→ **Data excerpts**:
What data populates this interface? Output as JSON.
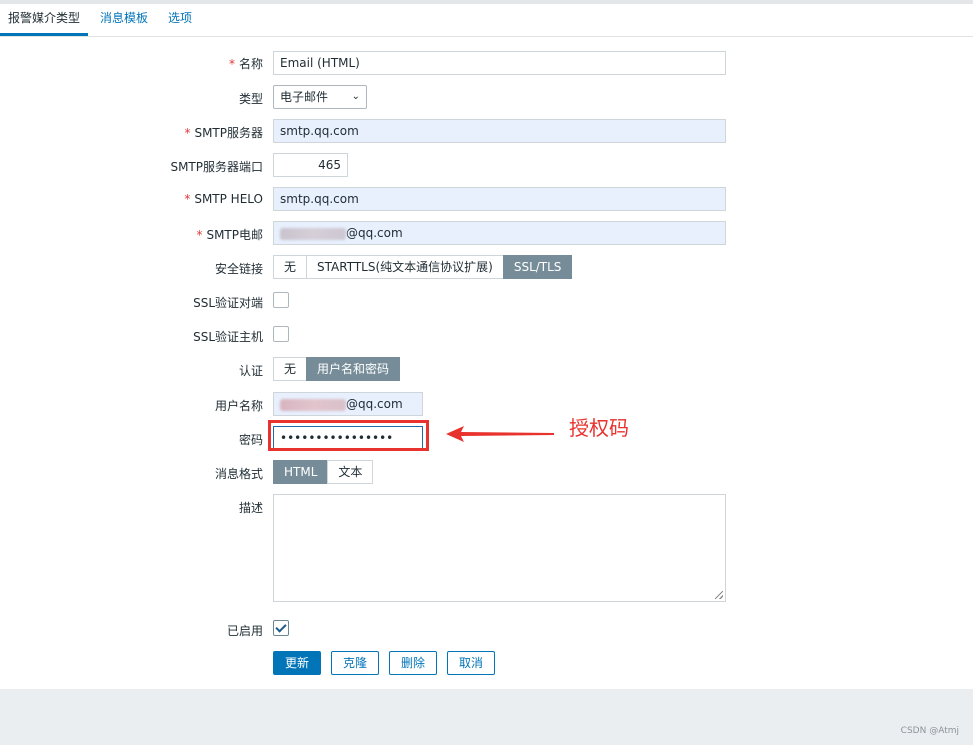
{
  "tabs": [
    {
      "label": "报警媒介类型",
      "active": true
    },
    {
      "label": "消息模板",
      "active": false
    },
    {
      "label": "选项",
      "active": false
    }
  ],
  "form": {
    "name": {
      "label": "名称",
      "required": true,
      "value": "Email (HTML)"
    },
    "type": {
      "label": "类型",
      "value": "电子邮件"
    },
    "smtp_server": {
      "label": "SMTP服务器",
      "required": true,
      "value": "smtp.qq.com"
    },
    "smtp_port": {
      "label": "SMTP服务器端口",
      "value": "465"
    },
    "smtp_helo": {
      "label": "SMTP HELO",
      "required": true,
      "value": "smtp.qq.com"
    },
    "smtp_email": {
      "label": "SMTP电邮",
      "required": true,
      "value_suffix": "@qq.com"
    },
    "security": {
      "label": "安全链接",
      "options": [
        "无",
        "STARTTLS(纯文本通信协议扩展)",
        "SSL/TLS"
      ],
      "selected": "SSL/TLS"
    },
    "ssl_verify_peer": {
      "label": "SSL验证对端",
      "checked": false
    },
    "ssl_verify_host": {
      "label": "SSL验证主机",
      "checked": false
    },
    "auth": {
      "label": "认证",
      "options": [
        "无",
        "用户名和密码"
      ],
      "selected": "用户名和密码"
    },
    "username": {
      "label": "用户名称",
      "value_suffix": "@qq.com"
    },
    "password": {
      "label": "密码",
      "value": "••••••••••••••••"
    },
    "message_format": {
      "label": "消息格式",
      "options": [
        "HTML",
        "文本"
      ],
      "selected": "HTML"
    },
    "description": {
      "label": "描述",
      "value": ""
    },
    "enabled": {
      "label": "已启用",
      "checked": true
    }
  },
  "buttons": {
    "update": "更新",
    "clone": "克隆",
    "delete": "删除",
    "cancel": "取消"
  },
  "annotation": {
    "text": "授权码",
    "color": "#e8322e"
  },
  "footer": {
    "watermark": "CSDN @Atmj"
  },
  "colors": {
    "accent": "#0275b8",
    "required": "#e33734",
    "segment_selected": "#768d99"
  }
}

→ **Brief**:
Every entry must be transcribed exactly. Pictures do not belong in the copy.

→ **Answer to the exercise**:
What data populates this interface? Output as JSON.
{
  "tabs": [
    {
      "label": "报警媒介类型",
      "active": true
    },
    {
      "label": "消息模板",
      "active": false
    },
    {
      "label": "选项",
      "active": false
    }
  ],
  "form": {
    "name": {
      "label": "名称",
      "required": true,
      "value": "Email (HTML)"
    },
    "type": {
      "label": "类型",
      "value": "电子邮件"
    },
    "smtp_server": {
      "label": "SMTP服务器",
      "required": true,
      "value": "smtp.qq.com"
    },
    "smtp_port": {
      "label": "SMTP服务器端口",
      "value": "465"
    },
    "smtp_helo": {
      "label": "SMTP HELO",
      "required": true,
      "value": "smtp.qq.com"
    },
    "smtp_email": {
      "label": "SMTP电邮",
      "required": true,
      "value_suffix": "@qq.com"
    },
    "security": {
      "label": "安全链接",
      "options": [
        "无",
        "STARTTLS(纯文本通信协议扩展)",
        "SSL/TLS"
      ],
      "selected": "SSL/TLS"
    },
    "ssl_verify_peer": {
      "label": "SSL验证对端",
      "checked": false
    },
    "ssl_verify_host": {
      "label": "SSL验证主机",
      "checked": false
    },
    "auth": {
      "label": "认证",
      "options": [
        "无",
        "用户名和密码"
      ],
      "selected": "用户名和密码"
    },
    "username": {
      "label": "用户名称",
      "value_suffix": "@qq.com"
    },
    "password": {
      "label": "密码",
      "value": "••••••••••••••••"
    },
    "message_format": {
      "label": "消息格式",
      "options": [
        "HTML",
        "文本"
      ],
      "selected": "HTML"
    },
    "description": {
      "label": "描述",
      "value": ""
    },
    "enabled": {
      "label": "已启用",
      "checked": true
    }
  },
  "buttons": {
    "update": "更新",
    "clone": "克隆",
    "delete": "删除",
    "cancel": "取消"
  },
  "annotation": {
    "text": "授权码",
    "color": "#e8322e"
  },
  "footer": {
    "watermark": "CSDN @Atmj"
  },
  "colors": {
    "accent": "#0275b8",
    "required": "#e33734",
    "segment_selected": "#768d99"
  }
}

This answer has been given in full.